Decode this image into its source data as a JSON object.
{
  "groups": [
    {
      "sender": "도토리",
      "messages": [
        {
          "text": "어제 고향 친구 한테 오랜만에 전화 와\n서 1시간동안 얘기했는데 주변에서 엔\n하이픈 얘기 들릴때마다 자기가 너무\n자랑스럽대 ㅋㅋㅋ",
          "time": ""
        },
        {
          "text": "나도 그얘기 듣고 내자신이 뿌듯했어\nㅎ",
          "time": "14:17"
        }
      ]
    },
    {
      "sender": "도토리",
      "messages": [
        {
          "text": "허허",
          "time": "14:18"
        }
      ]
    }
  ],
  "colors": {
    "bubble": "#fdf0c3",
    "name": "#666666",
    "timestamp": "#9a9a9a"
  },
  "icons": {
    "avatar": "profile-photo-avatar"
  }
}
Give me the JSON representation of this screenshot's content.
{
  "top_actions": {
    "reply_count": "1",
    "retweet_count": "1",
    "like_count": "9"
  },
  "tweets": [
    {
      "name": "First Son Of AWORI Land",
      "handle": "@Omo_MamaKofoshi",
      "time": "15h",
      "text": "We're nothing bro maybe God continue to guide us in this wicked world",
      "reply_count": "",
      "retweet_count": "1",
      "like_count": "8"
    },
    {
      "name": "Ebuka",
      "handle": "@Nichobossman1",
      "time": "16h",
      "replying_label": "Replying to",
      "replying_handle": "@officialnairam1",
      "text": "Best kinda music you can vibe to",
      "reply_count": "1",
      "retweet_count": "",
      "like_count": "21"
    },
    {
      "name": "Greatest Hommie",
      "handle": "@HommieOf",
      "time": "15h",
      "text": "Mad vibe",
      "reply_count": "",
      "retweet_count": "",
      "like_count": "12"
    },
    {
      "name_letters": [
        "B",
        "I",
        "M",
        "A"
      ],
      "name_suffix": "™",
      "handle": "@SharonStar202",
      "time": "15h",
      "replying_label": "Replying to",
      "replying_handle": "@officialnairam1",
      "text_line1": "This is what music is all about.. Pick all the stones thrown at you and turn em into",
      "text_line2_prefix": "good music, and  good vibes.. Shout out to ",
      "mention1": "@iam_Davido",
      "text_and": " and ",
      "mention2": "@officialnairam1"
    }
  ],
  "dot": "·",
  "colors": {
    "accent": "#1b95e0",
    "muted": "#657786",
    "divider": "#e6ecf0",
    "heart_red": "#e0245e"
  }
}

# Challenge
Repeat exactly the lines from the line containing "Give me the" through the end of the listing above; both boundary lines are part of the output.

# Solved problem
Give me the JSON representation of this screenshot's content.
{
  "top_actions": {
    "reply_count": "1",
    "retweet_count": "1",
    "like_count": "9"
  },
  "tweets": [
    {
      "name": "First Son Of AWORI Land",
      "handle": "@Omo_MamaKofoshi",
      "time": "15h",
      "text": "We're nothing bro maybe God continue to guide us in this wicked world",
      "reply_count": "",
      "retweet_count": "1",
      "like_count": "8"
    },
    {
      "name": "Ebuka",
      "handle": "@Nichobossman1",
      "time": "16h",
      "replying_label": "Replying to",
      "replying_handle": "@officialnairam1",
      "text": "Best kinda music you can vibe to",
      "reply_count": "1",
      "retweet_count": "",
      "like_count": "21"
    },
    {
      "name": "Greatest Hommie",
      "handle": "@HommieOf",
      "time": "15h",
      "text": "Mad vibe",
      "reply_count": "",
      "retweet_count": "",
      "like_count": "12"
    },
    {
      "name_letters": [
        "B",
        "I",
        "M",
        "A"
      ],
      "name_suffix": "™",
      "handle": "@SharonStar202",
      "time": "15h",
      "replying_label": "Replying to",
      "replying_handle": "@officialnairam1",
      "text_line1": "This is what music is all about.. Pick all the stones thrown at you and turn em into",
      "text_line2_prefix": "good music, and  good vibes.. Shout out to ",
      "mention1": "@iam_Davido",
      "text_and": " and ",
      "mention2": "@officialnairam1"
    }
  ],
  "dot": "·",
  "colors": {
    "accent": "#1b95e0",
    "muted": "#657786",
    "divider": "#e6ecf0",
    "heart_red": "#e0245e"
  }
}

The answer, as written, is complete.